> GIVEN INSTRUCTION: Drop all images and give the records again exactly.

> DATA ROWS:
■ ■ ■ ■

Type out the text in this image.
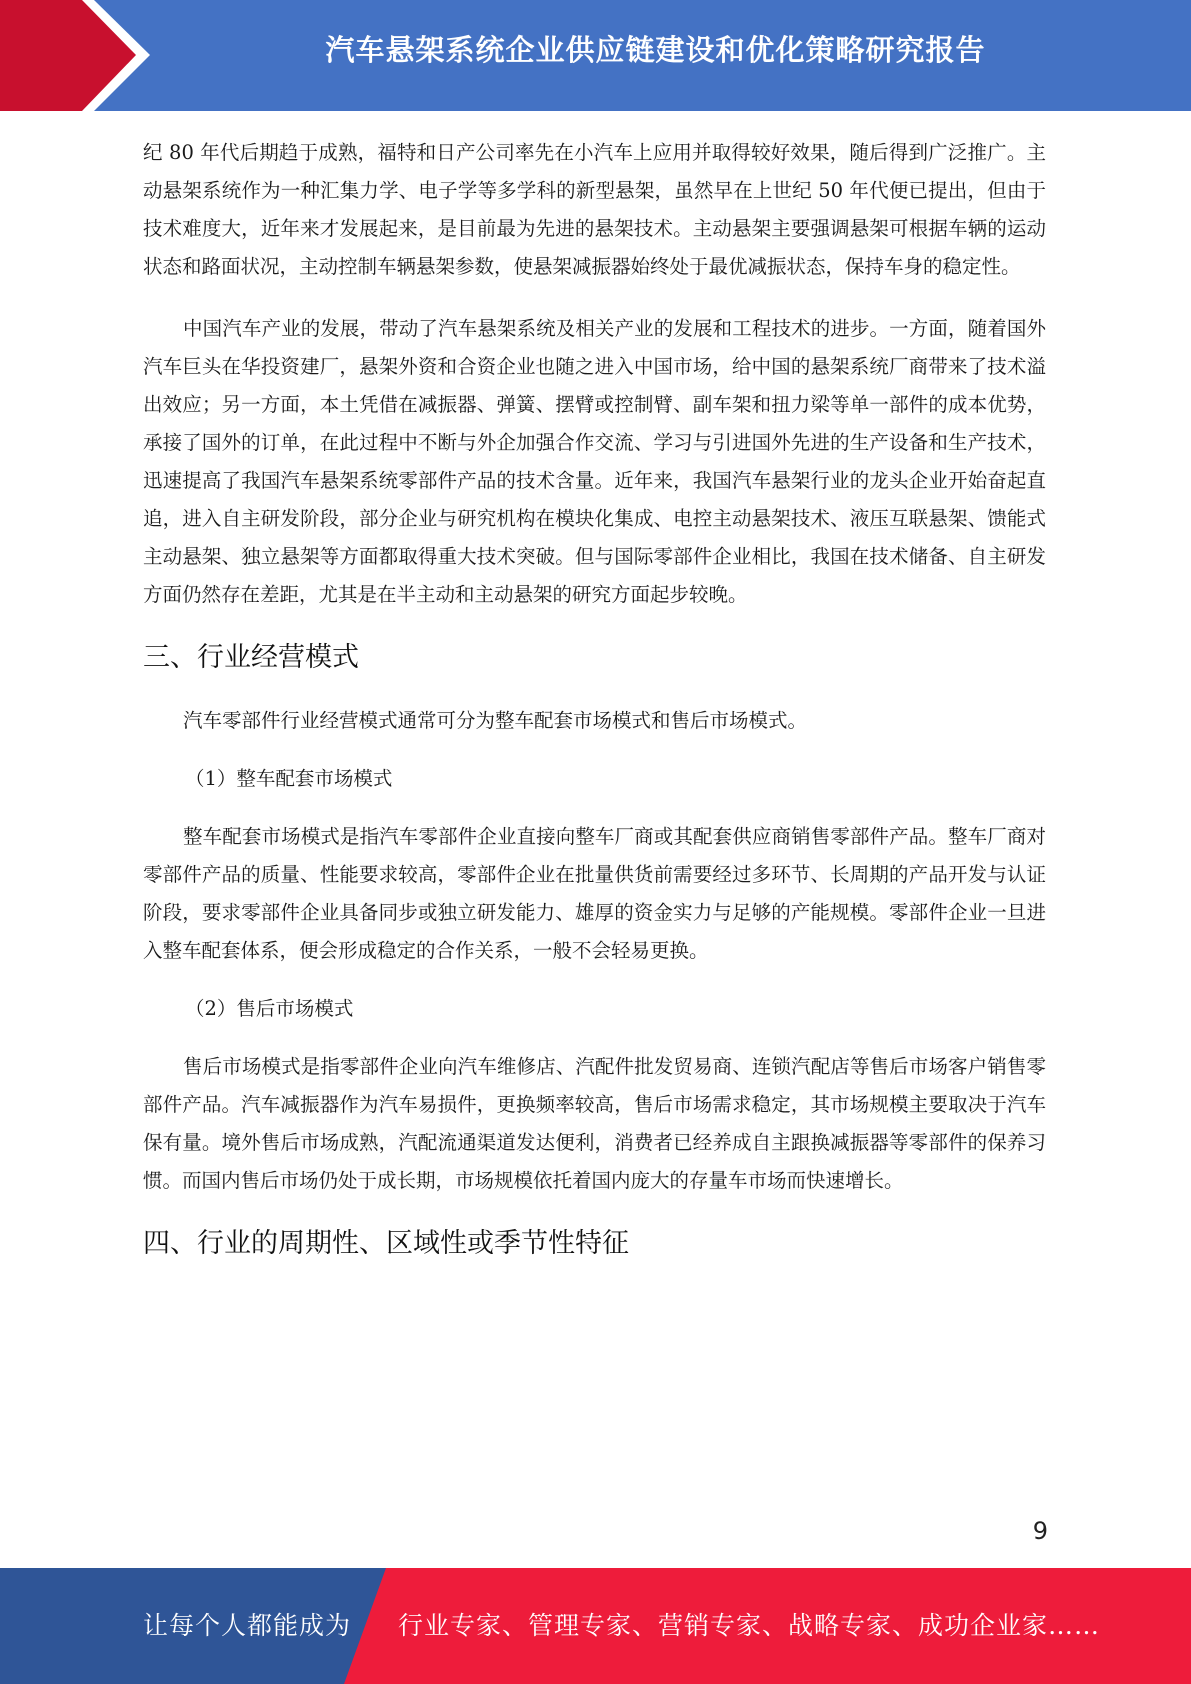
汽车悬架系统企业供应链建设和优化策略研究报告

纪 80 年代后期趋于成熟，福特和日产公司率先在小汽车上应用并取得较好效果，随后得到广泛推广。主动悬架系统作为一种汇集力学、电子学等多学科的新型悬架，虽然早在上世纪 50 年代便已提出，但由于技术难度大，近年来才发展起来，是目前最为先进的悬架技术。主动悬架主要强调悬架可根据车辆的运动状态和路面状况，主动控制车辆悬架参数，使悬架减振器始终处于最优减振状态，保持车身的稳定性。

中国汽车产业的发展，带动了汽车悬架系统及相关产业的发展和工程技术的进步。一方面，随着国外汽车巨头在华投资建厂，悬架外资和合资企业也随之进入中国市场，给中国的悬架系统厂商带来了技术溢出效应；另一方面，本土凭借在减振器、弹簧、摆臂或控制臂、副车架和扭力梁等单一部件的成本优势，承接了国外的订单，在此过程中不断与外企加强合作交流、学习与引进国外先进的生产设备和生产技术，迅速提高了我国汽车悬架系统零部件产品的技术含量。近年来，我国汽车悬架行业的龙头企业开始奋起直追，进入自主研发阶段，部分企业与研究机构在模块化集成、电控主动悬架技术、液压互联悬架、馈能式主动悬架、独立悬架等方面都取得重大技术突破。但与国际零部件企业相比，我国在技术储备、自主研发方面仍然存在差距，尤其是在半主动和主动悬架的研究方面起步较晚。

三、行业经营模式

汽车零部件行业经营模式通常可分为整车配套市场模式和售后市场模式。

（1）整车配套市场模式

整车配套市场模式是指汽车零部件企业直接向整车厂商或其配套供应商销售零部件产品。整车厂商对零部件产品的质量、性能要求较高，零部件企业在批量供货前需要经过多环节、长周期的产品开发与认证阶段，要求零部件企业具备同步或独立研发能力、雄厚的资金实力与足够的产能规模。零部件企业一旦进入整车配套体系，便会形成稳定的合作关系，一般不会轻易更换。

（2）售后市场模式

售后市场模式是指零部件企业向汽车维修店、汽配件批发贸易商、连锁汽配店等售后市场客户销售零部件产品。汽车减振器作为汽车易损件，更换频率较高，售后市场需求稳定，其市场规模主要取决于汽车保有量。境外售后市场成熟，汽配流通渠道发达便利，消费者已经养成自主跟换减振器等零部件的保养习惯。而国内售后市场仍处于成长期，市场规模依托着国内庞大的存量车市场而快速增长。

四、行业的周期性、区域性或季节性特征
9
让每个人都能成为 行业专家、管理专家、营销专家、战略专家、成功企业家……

■ ■ ■ ■

> SOLUTION FOR THIS PROBLEM:
Type out the text in this image.
汽车悬架系统企业供应链建设和优化策略研究报告

纪 80 年代后期趋于成熟，福特和日产公司率先在小汽车上应用并取得较好效果，随后得到广泛推广。主动悬架系统作为一种汇集力学、电子学等多学科的新型悬架，虽然早在上世纪 50 年代便已提出，但由于技术难度大，近年来才发展起来，是目前最为先进的悬架技术。主动悬架主要强调悬架可根据车辆的运动状态和路面状况，主动控制车辆悬架参数，使悬架减振器始终处于最优减振状态，保持车身的稳定性。

中国汽车产业的发展，带动了汽车悬架系统及相关产业的发展和工程技术的进步。一方面，随着国外汽车巨头在华投资建厂，悬架外资和合资企业也随之进入中国市场，给中国的悬架系统厂商带来了技术溢出效应；另一方面，本土凭借在减振器、弹簧、摆臂或控制臂、副车架和扭力梁等单一部件的成本优势，承接了国外的订单，在此过程中不断与外企加强合作交流、学习与引进国外先进的生产设备和生产技术，迅速提高了我国汽车悬架系统零部件产品的技术含量。近年来，我国汽车悬架行业的龙头企业开始奋起直追，进入自主研发阶段，部分企业与研究机构在模块化集成、电控主动悬架技术、液压互联悬架、馈能式主动悬架、独立悬架等方面都取得重大技术突破。但与国际零部件企业相比，我国在技术储备、自主研发方面仍然存在差距，尤其是在半主动和主动悬架的研究方面起步较晚。

三、行业经营模式

汽车零部件行业经营模式通常可分为整车配套市场模式和售后市场模式。

（1）整车配套市场模式

整车配套市场模式是指汽车零部件企业直接向整车厂商或其配套供应商销售零部件产品。整车厂商对零部件产品的质量、性能要求较高，零部件企业在批量供货前需要经过多环节、长周期的产品开发与认证阶段，要求零部件企业具备同步或独立研发能力、雄厚的资金实力与足够的产能规模。零部件企业一旦进入整车配套体系，便会形成稳定的合作关系，一般不会轻易更换。

（2）售后市场模式

售后市场模式是指零部件企业向汽车维修店、汽配件批发贸易商、连锁汽配店等售后市场客户销售零部件产品。汽车减振器作为汽车易损件，更换频率较高，售后市场需求稳定，其市场规模主要取决于汽车保有量。境外售后市场成熟，汽配流通渠道发达便利，消费者已经养成自主跟换减振器等零部件的保养习惯。而国内售后市场仍处于成长期，市场规模依托着国内庞大的存量车市场而快速增长。

四、行业的周期性、区域性或季节性特征
9
让每个人都能成为 行业专家、管理专家、营销专家、战略专家、成功企业家……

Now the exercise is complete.